> _TASK INSTRUCTIONS_: Send each entry back exactly as given, pictures excluded.

> _INFORMATION SUPPLIED_:

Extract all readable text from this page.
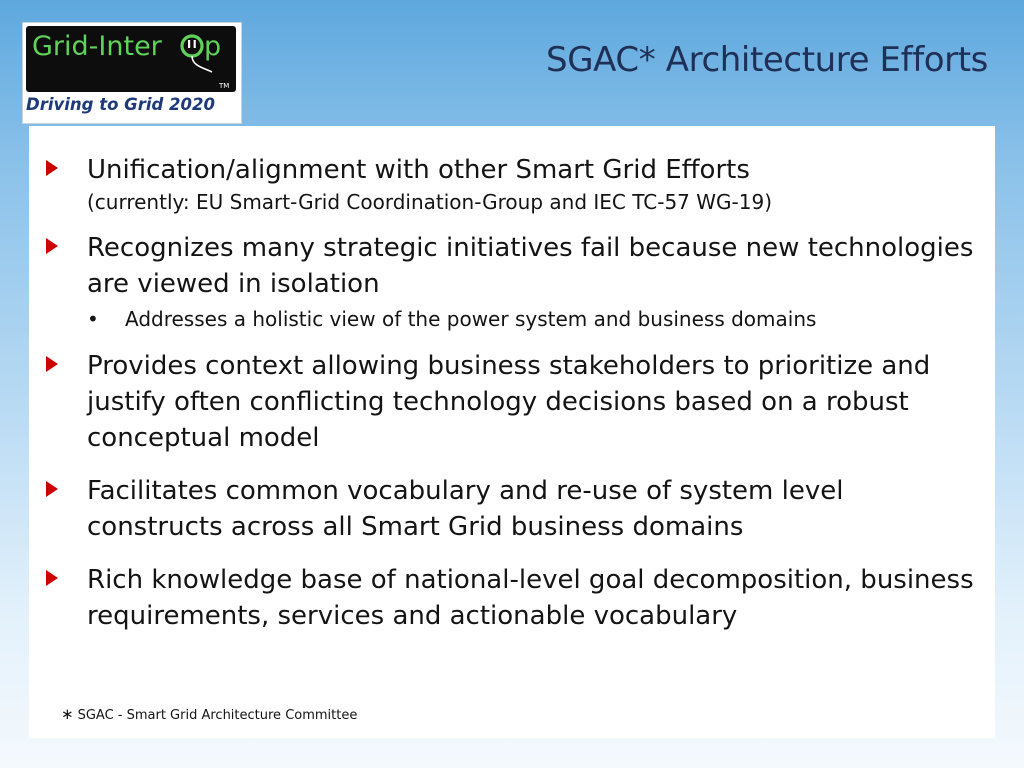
SGAC* Architecture Efforts
Grid-Inter p
TM
Driving to Grid 2020
Unification/alignment with other Smart Grid Efforts
(currently: EU Smart-Grid Coordination-Group and IEC TC-57 WG-19)
Recognizes many strategic initiatives fail because new technologies are viewed in isolation
• Addresses a holistic view of the power system and business domains
Provides context allowing business stakeholders to prioritize and justify often conflicting technology decisions based on a robust conceptual model
Facilitates common vocabulary and re-use of system level constructs across all Smart Grid business domains
Rich knowledge base of national-level goal decomposition, business requirements, services and actionable vocabulary
∗ SGAC - Smart Grid Architecture Committee
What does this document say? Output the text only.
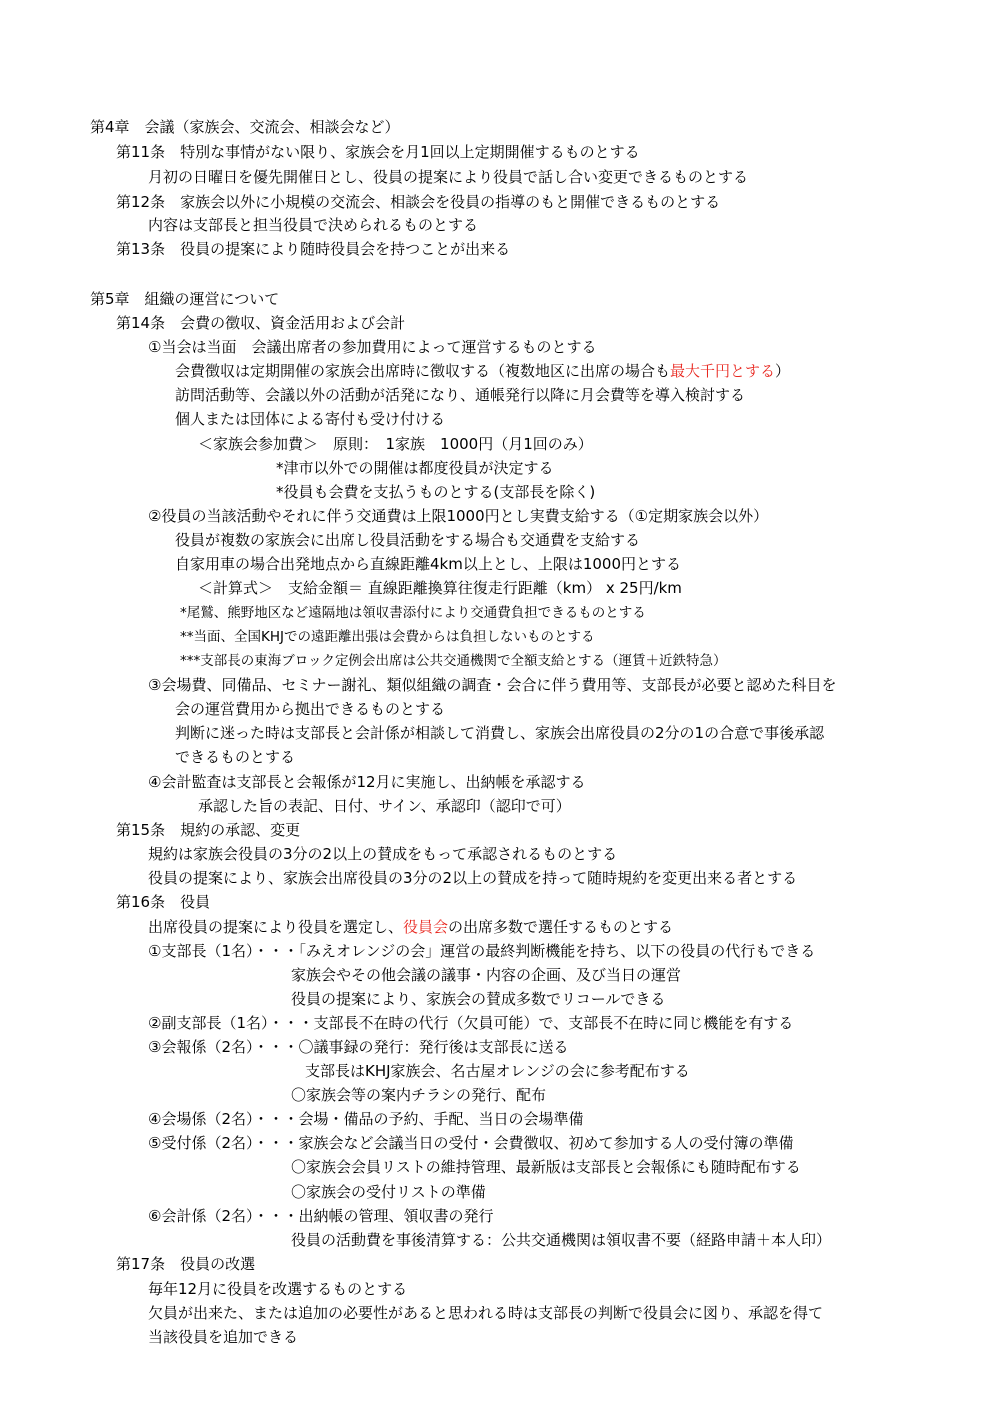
第4章　会議（家族会、交流会、相談会など）
第11条　特別な事情がない限り、家族会を月1回以上定期開催するものとする
月初の日曜日を優先開催日とし、役員の提案により役員で話し合い変更できるものとする
第12条　家族会以外に小規模の交流会、相談会を役員の指導のもと開催できるものとする
内容は支部長と担当役員で決められるものとする
第13条　役員の提案により随時役員会を持つことが出来る
第5章　組織の運営について
第14条　会費の徴収、資金活用および会計
①当会は当面　会議出席者の参加費用によって運営するものとする
会費徴収は定期開催の家族会出席時に徴収する（複数地区に出席の場合も最大千円とする）
訪問活動等、会議以外の活動が活発になり、通帳発行以降に月会費等を導入検討する
個人または団体による寄付も受け付ける
＜家族会参加費＞　原則：　1家族　1000円（月1回のみ）
*津市以外での開催は都度役員が決定する
*役員も会費を支払うものとする(支部長を除く)
②役員の当該活動やそれに伴う交通費は上限1000円とし実費支給する（①定期家族会以外）
役員が複数の家族会に出席し役員活動をする場合も交通費を支給する
自家用車の場合出発地点から直線距離4km以上とし、上限は1000円とする
＜計算式＞　支給金額＝ 直線距離換算往復走行距離（km） x 25円/km
*尾鷲、熊野地区など遠隔地は領収書添付により交通費負担できるものとする
**当面、全国KHJでの遠距離出張は会費からは負担しないものとする
***支部長の東海ブロック定例会出席は公共交通機関で全額支給とする（運賃＋近鉄特急）
③会場費、同備品、セミナー謝礼、類似組織の調査・会合に伴う費用等、支部長が必要と認めた科目を
会の運営費用から拠出できるものとする
判断に迷った時は支部長と会計係が相談して消費し、家族会出席役員の2分の1の合意で事後承認
できるものとする
④会計監査は支部長と会報係が12月に実施し、出納帳を承認する
承認した旨の表記、日付、サイン、承認印（認印で可）
第15条　規約の承認、変更
規約は家族会役員の3分の2以上の賛成をもって承認されるものとする
役員の提案により、家族会出席役員の3分の2以上の賛成を持って随時規約を変更出来る者とする
第16条　役員
出席役員の提案により役員を選定し、役員会の出席多数で選任するものとする
①支部長（1名）・・・「みえオレンジの会」運営の最終判断機能を持ち、以下の役員の代行もできる
家族会やその他会議の議事・内容の企画、及び当日の運営
役員の提案により、家族会の賛成多数でリコールできる
②副支部長（1名）・・・支部長不在時の代行（欠員可能）で、支部長不在時に同じ機能を有する
③会報係（2名）・・・〇議事録の発行：発行後は支部長に送る
支部長はKHJ家族会、名古屋オレンジの会に参考配布する
〇家族会等の案内チラシの発行、配布
④会場係（2名）・・・会場・備品の予約、手配、当日の会場準備
⑤受付係（2名）・・・家族会など会議当日の受付・会費徴収、初めて参加する人の受付簿の準備
〇家族会会員リストの維持管理、最新版は支部長と会報係にも随時配布する
〇家族会の受付リストの準備
⑥会計係（2名）・・・出納帳の管理、領収書の発行
役員の活動費を事後清算する：公共交通機関は領収書不要（経路申請＋本人印）
第17条　役員の改選
毎年12月に役員を改選するものとする
欠員が出来た、または追加の必要性があると思われる時は支部長の判断で役員会に図り、承認を得て
当該役員を追加できる
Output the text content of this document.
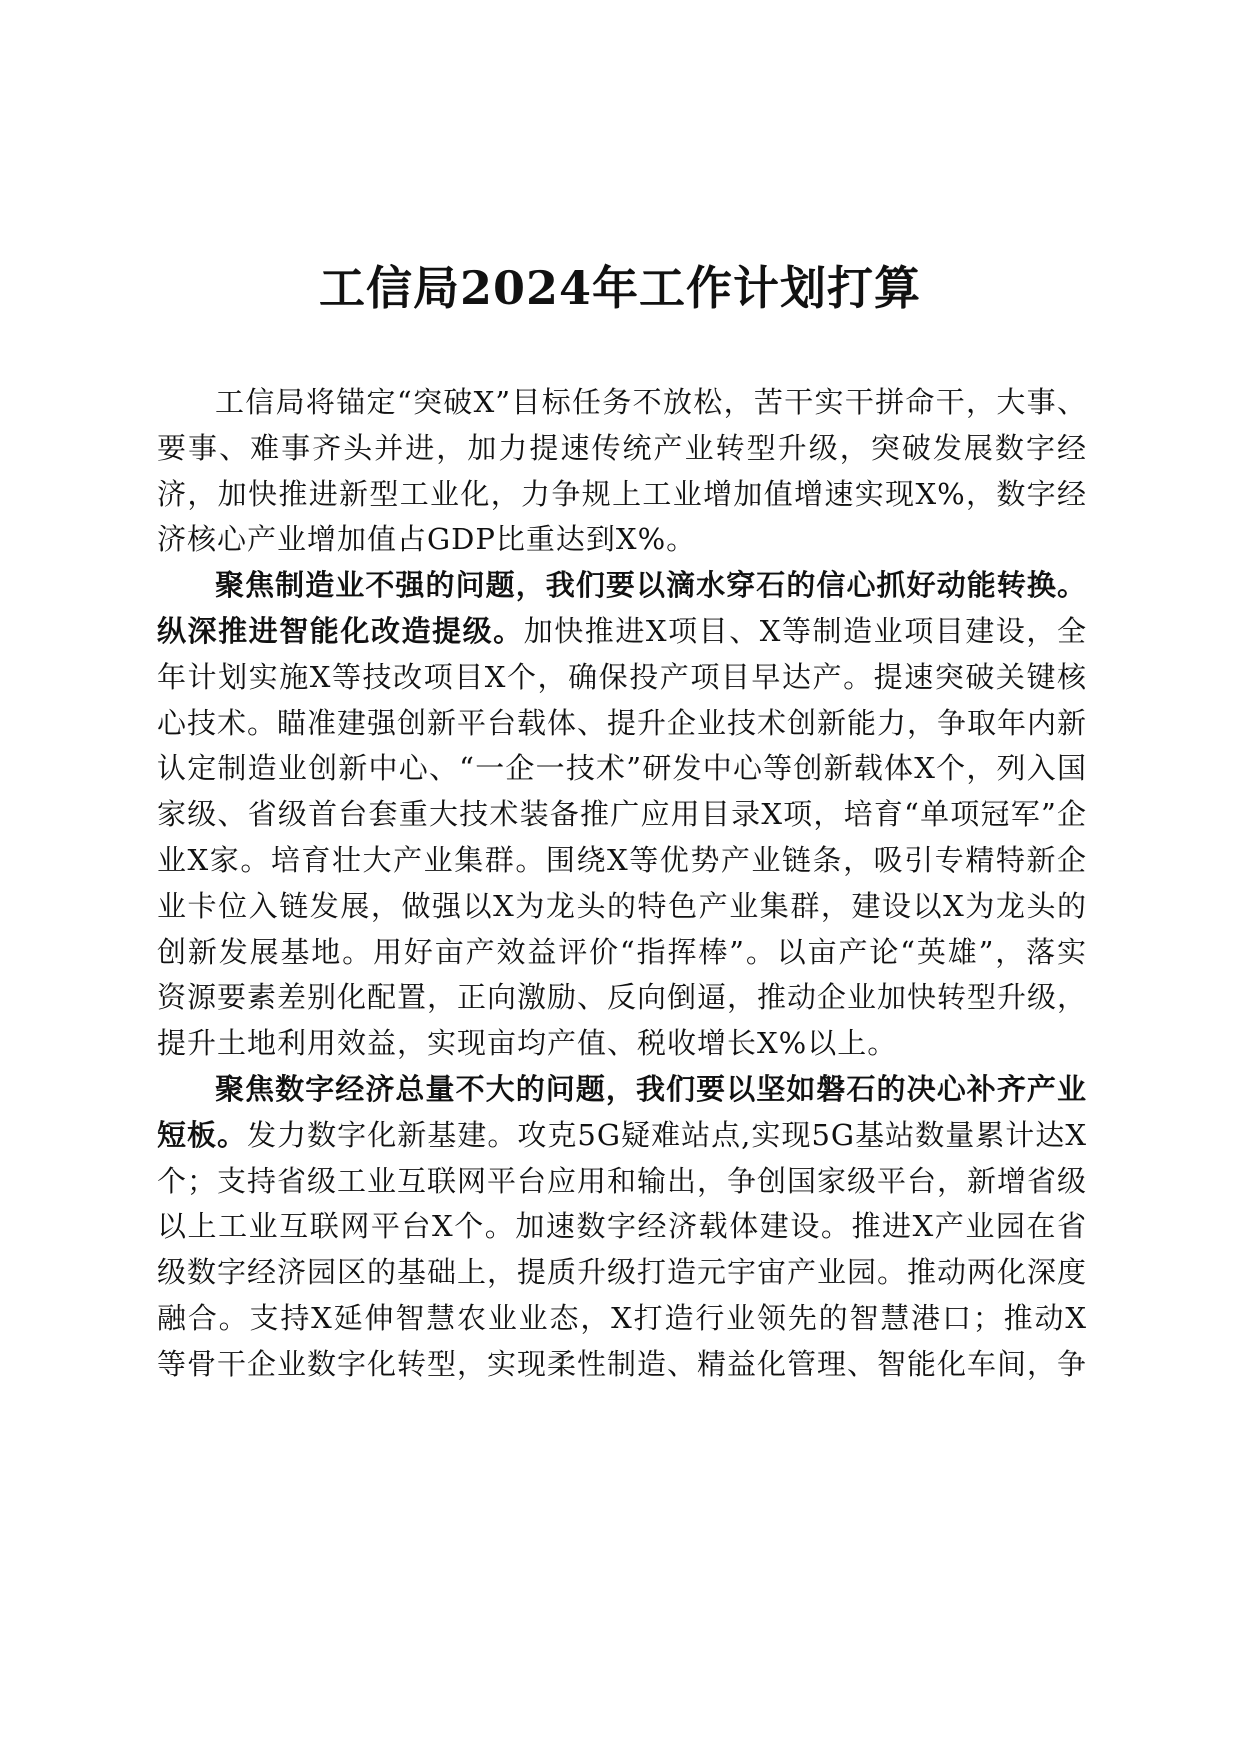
工信局2024年工作计划打算

工信局将锚定“突破X”目标任务不放松，苦干实干拼命干，大事、要事、难事齐头并进，加力提速传统产业转型升级，突破发展数字经济，加快推进新型工业化，力争规上工业增加值增速实现X%，数字经济核心产业增加值占GDP比重达到X%。

聚焦制造业不强的问题，我们要以滴水穿石的信心抓好动能转换。纵深推进智能化改造提级。加快推进X项目、X等制造业项目建设，全年计划实施X等技改项目X个，确保投产项目早达产。提速突破关键核心技术。瞄准建强创新平台载体、提升企业技术创新能力，争取年内新认定制造业创新中心、“一企一技术”研发中心等创新载体X个，列入国家级、省级首台套重大技术装备推广应用目录X项，培育“单项冠军”企业X家。培育壮大产业集群。围绕X等优势产业链条，吸引专精特新企业卡位入链发展，做强以X为龙头的特色产业集群，建设以X为龙头的创新发展基地。用好亩产效益评价“指挥棒”。以亩产论“英雄”，落实资源要素差别化配置，正向激励、反向倒逼，推动企业加快转型升级，提升土地利用效益，实现亩均产值、税收增长X%以上。

聚焦数字经济总量不大的问题，我们要以坚如磐石的决心补齐产业短板。发力数字化新基建。攻克5G疑难站点,实现5G基站数量累计达X个；支持省级工业互联网平台应用和输出，争创国家级平台，新增省级以上工业互联网平台X个。加速数字经济载体建设。推进X产业园在省级数字经济园区的基础上，提质升级打造元宇宙产业园。推动两化深度融合。支持X延伸智慧农业业态，X打造行业领先的智慧港口；推动X等骨干企业数字化转型，实现柔性制造、精益化管理、智能化车间，争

> _CORRECT OUTPUT_:
Extract all readable text from this page.
SGAC* Architecture Efforts
Grid-Inter p
TM
Driving to Grid 2020
Unification/alignment with other Smart Grid Efforts
(currently: EU Smart-Grid Coordination-Group and IEC TC-57 WG-19)
Recognizes many strategic initiatives fail because new technologies are viewed in isolation
• Addresses a holistic view of the power system and business domains
Provides context allowing business stakeholders to prioritize and justify often conflicting technology decisions based on a robust conceptual model
Facilitates common vocabulary and re-use of system level constructs across all Smart Grid business domains
Rich knowledge base of national-level goal decomposition, business requirements, services and actionable vocabulary
∗ SGAC - Smart Grid Architecture Committee
What does this document say? Output the text only.
第4章　会議（家族会、交流会、相談会など）
第11条　特別な事情がない限り、家族会を月1回以上定期開催するものとする
月初の日曜日を優先開催日とし、役員の提案により役員で話し合い変更できるものとする
第12条　家族会以外に小規模の交流会、相談会を役員の指導のもと開催できるものとする
内容は支部長と担当役員で決められるものとする
第13条　役員の提案により随時役員会を持つことが出来る
第5章　組織の運営について
第14条　会費の徴収、資金活用および会計
①当会は当面　会議出席者の参加費用によって運営するものとする
会費徴収は定期開催の家族会出席時に徴収する（複数地区に出席の場合も最大千円とする）
訪問活動等、会議以外の活動が活発になり、通帳発行以降に月会費等を導入検討する
個人または団体による寄付も受け付ける
＜家族会参加費＞　原則：　1家族　1000円（月1回のみ）
*津市以外での開催は都度役員が決定する
*役員も会費を支払うものとする(支部長を除く)
②役員の当該活動やそれに伴う交通費は上限1000円とし実費支給する（①定期家族会以外）
役員が複数の家族会に出席し役員活動をする場合も交通費を支給する
自家用車の場合出発地点から直線距離4km以上とし、上限は1000円とする
＜計算式＞　支給金額＝ 直線距離換算往復走行距離（km） x 25円/km
*尾鷲、熊野地区など遠隔地は領収書添付により交通費負担できるものとする
**当面、全国KHJでの遠距離出張は会費からは負担しないものとする
***支部長の東海ブロック定例会出席は公共交通機関で全額支給とする（運賃＋近鉄特急）
③会場費、同備品、セミナー謝礼、類似組織の調査・会合に伴う費用等、支部長が必要と認めた科目を
会の運営費用から拠出できるものとする
判断に迷った時は支部長と会計係が相談して消費し、家族会出席役員の2分の1の合意で事後承認
できるものとする
④会計監査は支部長と会報係が12月に実施し、出納帳を承認する
承認した旨の表記、日付、サイン、承認印（認印で可）
第15条　規約の承認、変更
規約は家族会役員の3分の2以上の賛成をもって承認されるものとする
役員の提案により、家族会出席役員の3分の2以上の賛成を持って随時規約を変更出来る者とする
第16条　役員
出席役員の提案により役員を選定し、役員会の出席多数で選任するものとする
①支部長（1名）・・・「みえオレンジの会」運営の最終判断機能を持ち、以下の役員の代行もできる
家族会やその他会議の議事・内容の企画、及び当日の運営
役員の提案により、家族会の賛成多数でリコールできる
②副支部長（1名）・・・支部長不在時の代行（欠員可能）で、支部長不在時に同じ機能を有する
③会報係（2名）・・・〇議事録の発行：発行後は支部長に送る
支部長はKHJ家族会、名古屋オレンジの会に参考配布する
〇家族会等の案内チラシの発行、配布
④会場係（2名）・・・会場・備品の予約、手配、当日の会場準備
⑤受付係（2名）・・・家族会など会議当日の受付・会費徴収、初めて参加する人の受付簿の準備
〇家族会会員リストの維持管理、最新版は支部長と会報係にも随時配布する
〇家族会の受付リストの準備
⑥会計係（2名）・・・出納帳の管理、領収書の発行
役員の活動費を事後清算する：公共交通機関は領収書不要（経路申請＋本人印）
第17条　役員の改選
毎年12月に役員を改選するものとする
欠員が出来た、または追加の必要性があると思われる時は支部長の判断で役員会に図り、承認を得て
当該役員を追加できる
Output the text content of this document.
工信局2024年工作计划打算

工信局将锚定“突破X”目标任务不放松，苦干实干拼命干，大事、要事、难事齐头并进，加力提速传统产业转型升级，突破发展数字经济，加快推进新型工业化，力争规上工业增加值增速实现X%，数字经济核心产业增加值占GDP比重达到X%。

聚焦制造业不强的问题，我们要以滴水穿石的信心抓好动能转换。纵深推进智能化改造提级。加快推进X项目、X等制造业项目建设，全年计划实施X等技改项目X个，确保投产项目早达产。提速突破关键核心技术。瞄准建强创新平台载体、提升企业技术创新能力，争取年内新认定制造业创新中心、“一企一技术”研发中心等创新载体X个，列入国家级、省级首台套重大技术装备推广应用目录X项，培育“单项冠军”企业X家。培育壮大产业集群。围绕X等优势产业链条，吸引专精特新企业卡位入链发展，做强以X为龙头的特色产业集群，建设以X为龙头的创新发展基地。用好亩产效益评价“指挥棒”。以亩产论“英雄”，落实资源要素差别化配置，正向激励、反向倒逼，推动企业加快转型升级，提升土地利用效益，实现亩均产值、税收增长X%以上。

聚焦数字经济总量不大的问题，我们要以坚如磐石的决心补齐产业短板。发力数字化新基建。攻克5G疑难站点,实现5G基站数量累计达X个；支持省级工业互联网平台应用和输出，争创国家级平台，新增省级以上工业互联网平台X个。加速数字经济载体建设。推进X产业园在省级数字经济园区的基础上，提质升级打造元宇宙产业园。推动两化深度融合。支持X延伸智慧农业业态，X打造行业领先的智慧港口；推动X等骨干企业数字化转型，实现柔性制造、精益化管理、智能化车间，争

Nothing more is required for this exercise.